=== Tekstfragment ===
1.4 aanduidingsgrens
de grens van een aanduiding indien het een vlak betreft.
 
1.5 agrarisch bedrijf
een bedrijf dat gericht is op het voortbrengen van producten door middel van het telen van gewassen en/of door middel van het houden van dieren, waaronder tevens wordt verstaan een paardenhouderij en paardenfokkerij en waaronder niet wordt verstaan een manege;
 
1.6 archeologisch onderzoek
onderzoek verricht door een dienst, bedrijf of instelling erkend door het Centraal College van Deskundigen (CCvD) en werkend volgens de Kwaliteitsnorm voor de Nederlandse Archeologie (KNA).
 
1.7 archeologische waarde
de aan een gebied toegekende verwachting in verband met de kans op het voorkomen van archeologische sporen en relicten;
 
1.8 bebouwing
één of meer gebouwen en/of bouwwerken geen gebouwen zijnde;
 
1.9 bed en breakfast
een overnachtingsaccommodatie gericht op het bieden van de mogelijkheid tot een toeristisch en veelal kortdurend verblijf met het serveren van ontbijt, zonder verdere aanwezigheid van een eigen keuken ter bereiding van verdere maaltijden.

=== Ruwe gegevens ===
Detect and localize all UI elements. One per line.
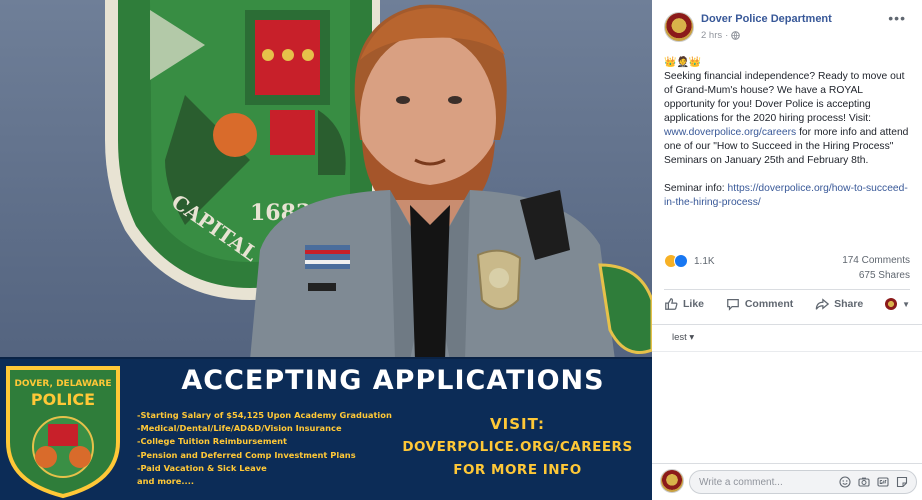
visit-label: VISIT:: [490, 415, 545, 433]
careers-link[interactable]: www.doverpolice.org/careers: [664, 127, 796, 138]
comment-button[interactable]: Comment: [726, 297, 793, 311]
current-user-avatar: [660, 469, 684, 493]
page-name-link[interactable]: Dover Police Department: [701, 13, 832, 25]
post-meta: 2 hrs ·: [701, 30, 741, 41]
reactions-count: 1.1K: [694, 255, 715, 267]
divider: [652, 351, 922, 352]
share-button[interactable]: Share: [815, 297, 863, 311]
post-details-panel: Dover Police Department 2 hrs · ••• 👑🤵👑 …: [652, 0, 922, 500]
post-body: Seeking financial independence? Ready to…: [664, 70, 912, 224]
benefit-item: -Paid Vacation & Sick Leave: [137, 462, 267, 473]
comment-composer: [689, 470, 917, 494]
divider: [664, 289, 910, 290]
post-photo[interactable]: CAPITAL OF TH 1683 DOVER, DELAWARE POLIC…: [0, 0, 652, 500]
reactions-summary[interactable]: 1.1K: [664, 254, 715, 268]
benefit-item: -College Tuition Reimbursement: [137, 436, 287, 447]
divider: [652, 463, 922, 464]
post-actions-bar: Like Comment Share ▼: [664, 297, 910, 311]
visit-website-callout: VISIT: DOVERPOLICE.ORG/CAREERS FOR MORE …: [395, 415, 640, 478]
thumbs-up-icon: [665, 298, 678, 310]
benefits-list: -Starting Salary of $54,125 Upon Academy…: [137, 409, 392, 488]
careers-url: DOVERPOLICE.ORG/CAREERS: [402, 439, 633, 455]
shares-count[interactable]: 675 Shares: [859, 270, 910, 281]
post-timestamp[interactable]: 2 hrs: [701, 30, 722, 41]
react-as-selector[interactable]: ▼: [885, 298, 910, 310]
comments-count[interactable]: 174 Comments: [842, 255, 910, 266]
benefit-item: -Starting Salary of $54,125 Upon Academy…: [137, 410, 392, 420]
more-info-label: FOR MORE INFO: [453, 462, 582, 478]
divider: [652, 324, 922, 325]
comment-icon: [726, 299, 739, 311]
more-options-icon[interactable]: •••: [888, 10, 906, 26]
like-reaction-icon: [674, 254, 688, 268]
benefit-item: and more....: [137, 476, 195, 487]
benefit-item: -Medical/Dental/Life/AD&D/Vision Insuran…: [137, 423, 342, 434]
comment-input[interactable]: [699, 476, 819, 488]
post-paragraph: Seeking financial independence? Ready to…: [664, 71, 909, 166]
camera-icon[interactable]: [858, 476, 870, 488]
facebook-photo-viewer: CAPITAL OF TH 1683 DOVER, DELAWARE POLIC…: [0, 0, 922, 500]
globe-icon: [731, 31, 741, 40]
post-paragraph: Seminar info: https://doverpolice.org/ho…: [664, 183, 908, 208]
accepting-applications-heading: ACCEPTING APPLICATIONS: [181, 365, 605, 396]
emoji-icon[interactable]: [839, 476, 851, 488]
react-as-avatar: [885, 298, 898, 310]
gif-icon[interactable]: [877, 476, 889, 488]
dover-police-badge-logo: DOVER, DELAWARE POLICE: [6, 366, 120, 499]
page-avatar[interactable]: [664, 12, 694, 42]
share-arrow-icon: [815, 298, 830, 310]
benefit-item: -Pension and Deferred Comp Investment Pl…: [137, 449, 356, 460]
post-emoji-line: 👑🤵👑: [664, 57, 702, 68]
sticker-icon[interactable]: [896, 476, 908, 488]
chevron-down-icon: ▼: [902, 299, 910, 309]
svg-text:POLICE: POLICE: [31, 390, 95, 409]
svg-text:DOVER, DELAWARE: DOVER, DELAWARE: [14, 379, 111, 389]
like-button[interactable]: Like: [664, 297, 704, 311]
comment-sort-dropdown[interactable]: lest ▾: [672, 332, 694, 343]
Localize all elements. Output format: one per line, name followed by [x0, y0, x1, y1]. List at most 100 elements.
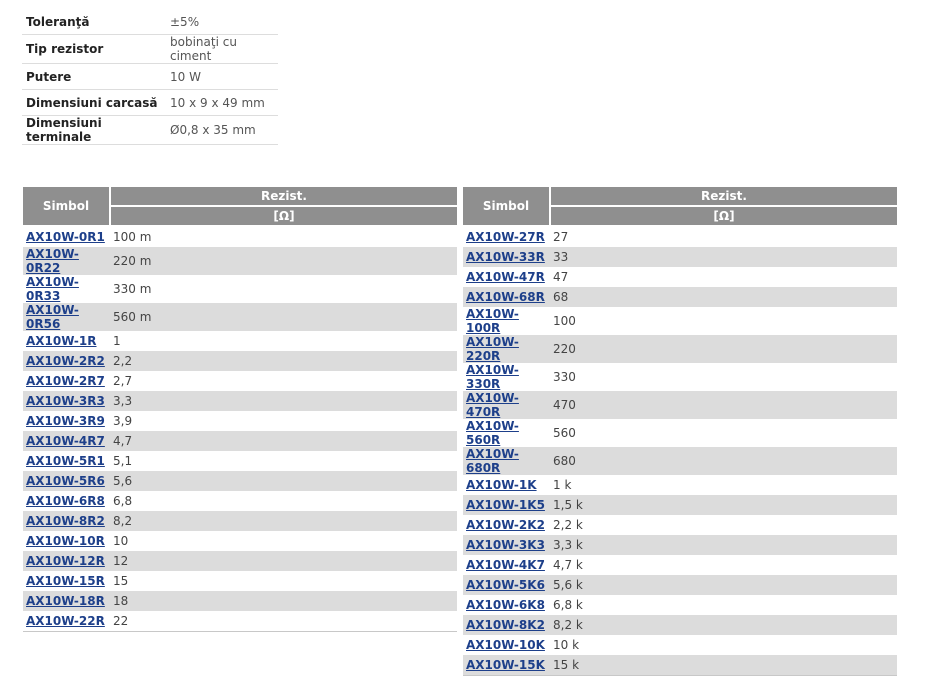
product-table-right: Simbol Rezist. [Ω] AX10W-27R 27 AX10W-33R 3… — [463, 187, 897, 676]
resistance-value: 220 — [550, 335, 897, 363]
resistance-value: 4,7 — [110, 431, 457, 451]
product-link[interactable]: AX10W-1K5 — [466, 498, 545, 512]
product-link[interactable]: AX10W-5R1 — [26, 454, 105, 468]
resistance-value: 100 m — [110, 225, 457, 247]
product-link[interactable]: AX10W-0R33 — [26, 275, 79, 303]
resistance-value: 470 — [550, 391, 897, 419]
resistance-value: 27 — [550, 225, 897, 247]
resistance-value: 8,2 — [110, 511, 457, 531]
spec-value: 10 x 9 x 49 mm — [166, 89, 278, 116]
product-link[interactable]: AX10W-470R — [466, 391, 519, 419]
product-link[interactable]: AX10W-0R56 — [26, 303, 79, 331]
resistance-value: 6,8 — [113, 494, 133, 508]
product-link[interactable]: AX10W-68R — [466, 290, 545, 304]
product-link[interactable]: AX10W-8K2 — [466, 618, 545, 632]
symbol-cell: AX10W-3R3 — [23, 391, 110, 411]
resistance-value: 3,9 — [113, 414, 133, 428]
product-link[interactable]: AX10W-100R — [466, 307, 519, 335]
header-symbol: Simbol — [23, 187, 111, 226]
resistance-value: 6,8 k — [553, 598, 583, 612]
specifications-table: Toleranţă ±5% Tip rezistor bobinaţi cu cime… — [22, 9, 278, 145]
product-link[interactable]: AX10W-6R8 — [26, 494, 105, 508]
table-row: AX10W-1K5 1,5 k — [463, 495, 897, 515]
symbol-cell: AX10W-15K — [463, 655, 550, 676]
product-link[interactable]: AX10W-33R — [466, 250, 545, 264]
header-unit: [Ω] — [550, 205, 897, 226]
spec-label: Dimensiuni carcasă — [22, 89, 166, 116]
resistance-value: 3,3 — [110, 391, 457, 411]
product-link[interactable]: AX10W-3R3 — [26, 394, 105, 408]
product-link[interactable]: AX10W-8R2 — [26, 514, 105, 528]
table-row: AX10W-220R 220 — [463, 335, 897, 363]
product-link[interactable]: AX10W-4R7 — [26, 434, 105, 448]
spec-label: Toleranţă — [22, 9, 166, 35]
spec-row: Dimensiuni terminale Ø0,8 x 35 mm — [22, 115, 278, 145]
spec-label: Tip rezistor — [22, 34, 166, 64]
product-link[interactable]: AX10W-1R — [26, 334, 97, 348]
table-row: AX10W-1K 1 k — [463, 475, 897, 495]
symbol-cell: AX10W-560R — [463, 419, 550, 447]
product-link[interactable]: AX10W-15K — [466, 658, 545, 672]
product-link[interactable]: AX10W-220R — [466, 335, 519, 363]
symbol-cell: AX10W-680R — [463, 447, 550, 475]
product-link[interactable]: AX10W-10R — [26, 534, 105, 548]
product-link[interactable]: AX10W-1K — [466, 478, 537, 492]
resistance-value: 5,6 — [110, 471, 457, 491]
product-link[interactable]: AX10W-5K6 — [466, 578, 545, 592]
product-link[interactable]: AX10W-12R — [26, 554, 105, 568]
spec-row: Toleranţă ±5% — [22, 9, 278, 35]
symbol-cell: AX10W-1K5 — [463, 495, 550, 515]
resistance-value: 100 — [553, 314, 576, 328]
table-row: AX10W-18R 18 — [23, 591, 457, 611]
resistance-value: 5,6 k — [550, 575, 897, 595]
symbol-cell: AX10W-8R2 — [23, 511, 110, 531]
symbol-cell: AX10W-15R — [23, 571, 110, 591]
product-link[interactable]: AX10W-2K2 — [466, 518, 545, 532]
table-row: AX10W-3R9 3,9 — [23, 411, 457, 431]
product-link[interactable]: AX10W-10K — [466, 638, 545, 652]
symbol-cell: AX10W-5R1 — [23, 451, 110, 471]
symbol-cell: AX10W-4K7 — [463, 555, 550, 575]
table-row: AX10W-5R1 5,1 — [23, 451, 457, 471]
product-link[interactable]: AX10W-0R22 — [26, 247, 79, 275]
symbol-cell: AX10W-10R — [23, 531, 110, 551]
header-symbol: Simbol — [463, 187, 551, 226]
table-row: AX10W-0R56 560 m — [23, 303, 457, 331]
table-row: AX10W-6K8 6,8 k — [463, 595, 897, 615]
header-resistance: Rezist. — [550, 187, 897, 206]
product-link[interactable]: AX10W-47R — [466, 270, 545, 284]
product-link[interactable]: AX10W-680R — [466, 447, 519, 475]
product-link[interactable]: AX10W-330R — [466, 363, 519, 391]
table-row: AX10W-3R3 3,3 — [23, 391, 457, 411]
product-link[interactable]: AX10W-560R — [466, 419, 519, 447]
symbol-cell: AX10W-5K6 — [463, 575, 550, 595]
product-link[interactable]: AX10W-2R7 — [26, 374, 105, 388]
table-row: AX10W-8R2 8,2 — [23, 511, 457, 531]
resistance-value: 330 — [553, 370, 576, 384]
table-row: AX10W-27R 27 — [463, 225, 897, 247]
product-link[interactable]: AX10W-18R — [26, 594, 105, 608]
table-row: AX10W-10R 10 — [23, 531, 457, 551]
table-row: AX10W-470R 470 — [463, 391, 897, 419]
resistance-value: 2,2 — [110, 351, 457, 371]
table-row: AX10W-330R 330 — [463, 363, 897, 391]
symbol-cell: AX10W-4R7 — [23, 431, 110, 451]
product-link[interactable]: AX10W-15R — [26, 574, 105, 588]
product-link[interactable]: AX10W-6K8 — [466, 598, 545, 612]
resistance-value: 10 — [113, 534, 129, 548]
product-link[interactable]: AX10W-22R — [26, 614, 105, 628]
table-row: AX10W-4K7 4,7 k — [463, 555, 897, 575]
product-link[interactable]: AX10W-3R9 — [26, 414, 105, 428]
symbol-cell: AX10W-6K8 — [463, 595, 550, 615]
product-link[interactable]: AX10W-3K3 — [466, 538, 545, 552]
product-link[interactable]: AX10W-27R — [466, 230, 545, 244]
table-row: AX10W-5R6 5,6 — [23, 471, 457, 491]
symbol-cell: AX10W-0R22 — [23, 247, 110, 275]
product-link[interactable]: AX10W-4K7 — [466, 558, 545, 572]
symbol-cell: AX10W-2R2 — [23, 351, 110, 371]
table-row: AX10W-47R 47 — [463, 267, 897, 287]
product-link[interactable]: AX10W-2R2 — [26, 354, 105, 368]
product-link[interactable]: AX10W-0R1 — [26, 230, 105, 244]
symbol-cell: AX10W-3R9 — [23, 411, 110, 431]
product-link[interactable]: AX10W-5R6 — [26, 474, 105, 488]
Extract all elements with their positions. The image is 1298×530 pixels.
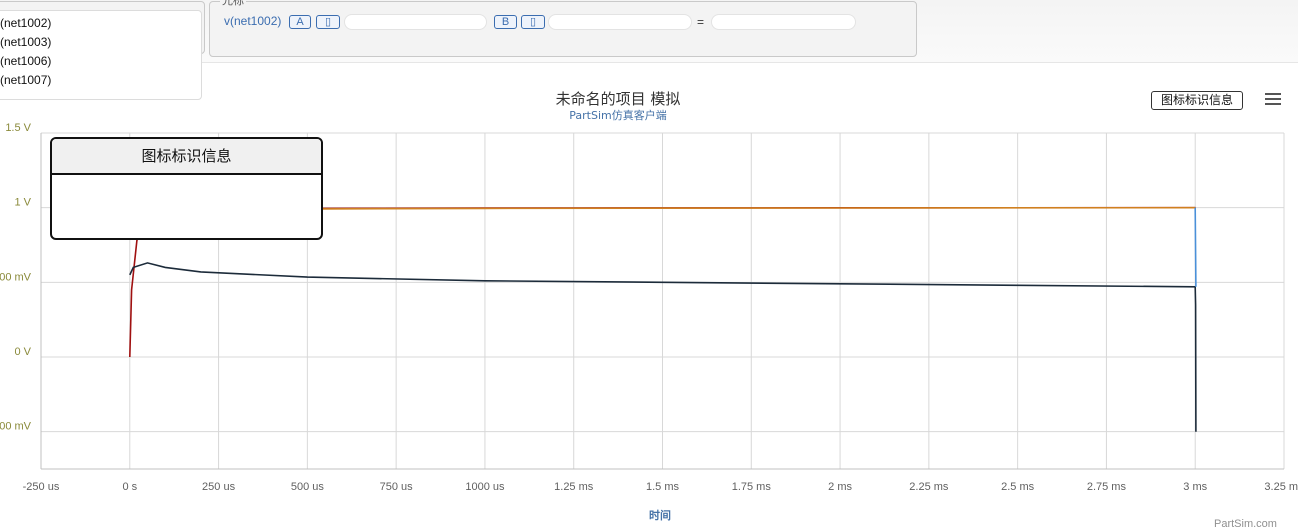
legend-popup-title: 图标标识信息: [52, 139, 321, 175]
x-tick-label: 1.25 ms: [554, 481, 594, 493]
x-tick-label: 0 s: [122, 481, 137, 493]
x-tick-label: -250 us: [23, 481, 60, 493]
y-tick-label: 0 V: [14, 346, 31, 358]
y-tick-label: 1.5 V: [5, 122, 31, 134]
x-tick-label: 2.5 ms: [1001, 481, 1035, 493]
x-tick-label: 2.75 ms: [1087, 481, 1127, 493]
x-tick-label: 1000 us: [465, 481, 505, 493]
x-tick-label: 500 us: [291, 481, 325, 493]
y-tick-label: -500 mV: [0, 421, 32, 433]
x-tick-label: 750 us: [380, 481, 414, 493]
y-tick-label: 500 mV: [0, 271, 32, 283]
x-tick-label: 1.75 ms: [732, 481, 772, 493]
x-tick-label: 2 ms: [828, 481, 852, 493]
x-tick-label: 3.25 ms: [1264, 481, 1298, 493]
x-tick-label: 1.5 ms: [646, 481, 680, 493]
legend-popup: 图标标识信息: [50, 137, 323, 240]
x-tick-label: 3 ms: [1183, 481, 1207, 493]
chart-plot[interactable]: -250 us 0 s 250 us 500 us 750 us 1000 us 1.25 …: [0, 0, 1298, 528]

=== Opgaven ===
A - Valt een manege volgens de begripsbepalingen onder een agrarisch bedrijf?
B - Vat de begripsbepalingen alstublieft samen in twee zinnen.
C - Ga verder met de begripsbepalingen, aansluitend op de laatste definitie in het tekstfragment.
De records staan los van het tekstfragment.

=== Antwoorden ===
A - Nee, een manege wordt uitdrukkelijk niet als agrarisch bedrijf beschouwd.

B - Het tekstfragment geeft definities van onder meer aanduidingsgrens, agrarisch bedrijf, archeologisch onderzoek, archeologische waarde en bebouwing. Een bed en breakfast is een overnachtingsaccommodatie voor een toeristisch, veelal kortdurend verblijf met ontbijt, zonder eigen keuken voor verdere maaltijden.

C -
 
1.10 bedrijf
een onderneming gericht op het produceren, bewerken, herstellen, installeren, inzamelen, verwerken, verhuren, opslaan en/of distribueren van goederen.
 
1.11 bedrijfsgebouw
een gebouw, dat dient voor de uitoefening van een (agrarisch) bedrijf;
 
1.12 bedrijfswoning
een woning in of bij een gebouw of op een terrein, die slechts bestemd is voor bewoning door een persoon, wiens huisvesting daar gelet op de bestemming noodzakelijk is;
 
1.13 beperkt kwestbaar object
een beperkt kwetsbaar object als bedoeld in artikel 1 lid 1 van het Besluit externe veiligheid inrichtingen.
 
1.14 beroep en bedrijf aan huis
een beroep of het beroepsmatig verlenen van diensten, dan wel het bedrijfsmatig verlenen van diensten en het uitoefenen van bedrijfsmatige activiteiten, voor zover voorkomend in ten hoogste categorie 2 van de Staat van Bedrijfsactiviteiten en waarvan de omvang van de activiteiten zodanig is dat deze in een woning en bijbehorende bijgebouwen, met behoud van de woonfunctie, kunnen worden uitgeoefend;
 
1.15 bestaand (in geval van een bouwwerk)
bouwwerken die op het tijdstip van inwerkingtreding van het plan tot stand zijn gekomen of tot stand zullen komen met inachtneming van het bepaalde bij of krachtens de Wet algemene bepalingen omgevingsrecht.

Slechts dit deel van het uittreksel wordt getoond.